[A run of records]
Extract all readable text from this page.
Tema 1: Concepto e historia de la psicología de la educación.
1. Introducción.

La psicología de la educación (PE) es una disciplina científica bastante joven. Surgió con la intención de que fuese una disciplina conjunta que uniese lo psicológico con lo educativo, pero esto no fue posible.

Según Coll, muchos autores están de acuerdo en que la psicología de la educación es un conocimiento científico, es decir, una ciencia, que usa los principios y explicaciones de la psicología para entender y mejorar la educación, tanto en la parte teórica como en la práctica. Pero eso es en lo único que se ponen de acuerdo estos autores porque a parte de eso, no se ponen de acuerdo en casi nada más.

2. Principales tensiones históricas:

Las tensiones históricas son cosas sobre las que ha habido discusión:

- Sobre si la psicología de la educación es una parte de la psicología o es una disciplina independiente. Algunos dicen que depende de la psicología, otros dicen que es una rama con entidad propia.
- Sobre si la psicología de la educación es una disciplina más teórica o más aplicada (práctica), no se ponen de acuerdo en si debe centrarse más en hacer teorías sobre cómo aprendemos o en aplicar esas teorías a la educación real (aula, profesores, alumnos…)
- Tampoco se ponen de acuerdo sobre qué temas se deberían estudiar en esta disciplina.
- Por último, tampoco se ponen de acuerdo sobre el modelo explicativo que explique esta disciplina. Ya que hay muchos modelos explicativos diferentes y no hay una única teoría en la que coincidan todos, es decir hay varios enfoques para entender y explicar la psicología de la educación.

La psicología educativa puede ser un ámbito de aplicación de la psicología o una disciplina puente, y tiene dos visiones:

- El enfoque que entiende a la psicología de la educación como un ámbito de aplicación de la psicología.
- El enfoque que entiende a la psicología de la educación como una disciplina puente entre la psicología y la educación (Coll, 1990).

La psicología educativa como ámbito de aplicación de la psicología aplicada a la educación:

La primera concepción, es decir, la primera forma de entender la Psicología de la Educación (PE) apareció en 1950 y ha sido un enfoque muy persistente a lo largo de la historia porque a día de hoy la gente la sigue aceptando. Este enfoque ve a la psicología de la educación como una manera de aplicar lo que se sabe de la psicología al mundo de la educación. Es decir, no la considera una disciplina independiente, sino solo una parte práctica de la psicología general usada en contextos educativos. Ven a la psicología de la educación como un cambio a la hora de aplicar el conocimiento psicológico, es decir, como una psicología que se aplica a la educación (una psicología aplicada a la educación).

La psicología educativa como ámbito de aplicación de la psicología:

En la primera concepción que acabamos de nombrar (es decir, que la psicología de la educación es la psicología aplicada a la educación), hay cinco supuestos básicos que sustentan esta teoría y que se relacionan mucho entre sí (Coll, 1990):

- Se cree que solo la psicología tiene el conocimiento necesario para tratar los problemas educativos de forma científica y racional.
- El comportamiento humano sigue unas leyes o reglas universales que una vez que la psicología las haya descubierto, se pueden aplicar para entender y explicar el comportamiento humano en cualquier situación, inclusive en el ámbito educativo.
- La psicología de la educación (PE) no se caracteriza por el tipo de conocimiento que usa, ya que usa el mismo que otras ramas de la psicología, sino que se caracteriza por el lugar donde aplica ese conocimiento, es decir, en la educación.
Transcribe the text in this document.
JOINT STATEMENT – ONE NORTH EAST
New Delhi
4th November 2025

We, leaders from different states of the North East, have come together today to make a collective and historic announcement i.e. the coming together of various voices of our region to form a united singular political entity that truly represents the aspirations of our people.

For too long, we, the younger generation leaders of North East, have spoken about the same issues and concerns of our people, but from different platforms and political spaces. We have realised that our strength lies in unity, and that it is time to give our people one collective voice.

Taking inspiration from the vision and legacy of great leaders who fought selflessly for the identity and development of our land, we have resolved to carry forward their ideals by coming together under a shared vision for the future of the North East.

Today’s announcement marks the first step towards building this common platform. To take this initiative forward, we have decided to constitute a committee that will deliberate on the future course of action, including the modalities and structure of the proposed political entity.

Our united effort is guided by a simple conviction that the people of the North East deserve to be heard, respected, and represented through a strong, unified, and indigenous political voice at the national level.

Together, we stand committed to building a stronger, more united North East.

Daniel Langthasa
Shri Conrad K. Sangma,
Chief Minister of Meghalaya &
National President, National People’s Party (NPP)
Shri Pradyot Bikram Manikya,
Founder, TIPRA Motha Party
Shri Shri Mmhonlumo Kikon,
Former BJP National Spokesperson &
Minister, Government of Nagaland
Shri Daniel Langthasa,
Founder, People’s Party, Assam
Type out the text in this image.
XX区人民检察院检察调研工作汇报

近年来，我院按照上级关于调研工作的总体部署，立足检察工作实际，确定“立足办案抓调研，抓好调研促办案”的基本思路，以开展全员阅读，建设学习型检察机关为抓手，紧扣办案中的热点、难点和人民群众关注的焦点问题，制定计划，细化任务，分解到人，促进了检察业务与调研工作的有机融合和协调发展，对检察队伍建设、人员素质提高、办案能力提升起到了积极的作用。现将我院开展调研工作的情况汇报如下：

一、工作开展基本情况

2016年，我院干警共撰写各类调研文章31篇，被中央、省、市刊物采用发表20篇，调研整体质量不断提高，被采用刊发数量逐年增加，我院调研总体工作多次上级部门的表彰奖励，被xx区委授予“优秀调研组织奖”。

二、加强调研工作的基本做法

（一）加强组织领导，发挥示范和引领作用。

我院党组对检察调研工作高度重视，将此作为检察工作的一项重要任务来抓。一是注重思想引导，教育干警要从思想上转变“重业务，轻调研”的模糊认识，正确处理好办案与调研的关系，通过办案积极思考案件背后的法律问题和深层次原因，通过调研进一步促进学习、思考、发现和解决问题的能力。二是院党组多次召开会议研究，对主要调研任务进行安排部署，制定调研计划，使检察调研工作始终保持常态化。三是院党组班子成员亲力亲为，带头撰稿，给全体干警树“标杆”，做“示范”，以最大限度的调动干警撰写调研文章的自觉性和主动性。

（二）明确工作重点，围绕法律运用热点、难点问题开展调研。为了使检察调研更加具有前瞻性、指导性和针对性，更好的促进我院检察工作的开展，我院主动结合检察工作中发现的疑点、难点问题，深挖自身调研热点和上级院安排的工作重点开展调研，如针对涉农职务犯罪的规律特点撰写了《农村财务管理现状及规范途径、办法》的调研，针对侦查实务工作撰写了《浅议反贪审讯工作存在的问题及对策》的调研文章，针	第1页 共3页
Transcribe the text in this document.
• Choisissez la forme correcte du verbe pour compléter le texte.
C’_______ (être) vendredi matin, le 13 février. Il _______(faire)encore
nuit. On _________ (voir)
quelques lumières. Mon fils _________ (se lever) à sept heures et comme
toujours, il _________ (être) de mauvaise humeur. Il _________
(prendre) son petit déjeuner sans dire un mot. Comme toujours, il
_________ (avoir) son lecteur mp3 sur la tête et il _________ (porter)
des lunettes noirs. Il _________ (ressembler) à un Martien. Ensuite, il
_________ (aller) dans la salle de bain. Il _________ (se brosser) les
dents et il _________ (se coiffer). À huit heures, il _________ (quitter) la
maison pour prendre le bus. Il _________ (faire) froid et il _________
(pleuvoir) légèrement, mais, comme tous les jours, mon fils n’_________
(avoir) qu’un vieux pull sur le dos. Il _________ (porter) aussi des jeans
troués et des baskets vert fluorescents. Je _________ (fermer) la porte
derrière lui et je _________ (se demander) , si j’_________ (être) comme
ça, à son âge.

§ Set problem:
Copy each line of the listing that contains the string "primera".

§ The result:
La primera concepción, es decir, la primera forma de entender la Psicología de la Educación (PE) apareció en 1950 y ha sido un enfoque muy persistente a lo largo de la historia porque a día de hoy la gente la sigue aceptando. Este enfoque ve a la psicología de la educación como una manera de aplicar lo que se sabe de la psicología al mundo de la educación. Es decir, no la considera una disciplina independiente, sino solo una parte práctica de la psicología general usada en contextos educativos. Ven a la psicología de la educación como un cambio a la hora de aplicar el conocimiento psicológico, es decir, como una psicología que se aplica a la educación (una psicología aplicada a la educación).
En la primera concepción que acabamos de nombrar (es decir, que la psicología de la educación es la psicología aplicada a la educación), hay cinco supuestos básicos que sustentan esta teoría y que se relacionan mucho entre sí (Coll, 1990):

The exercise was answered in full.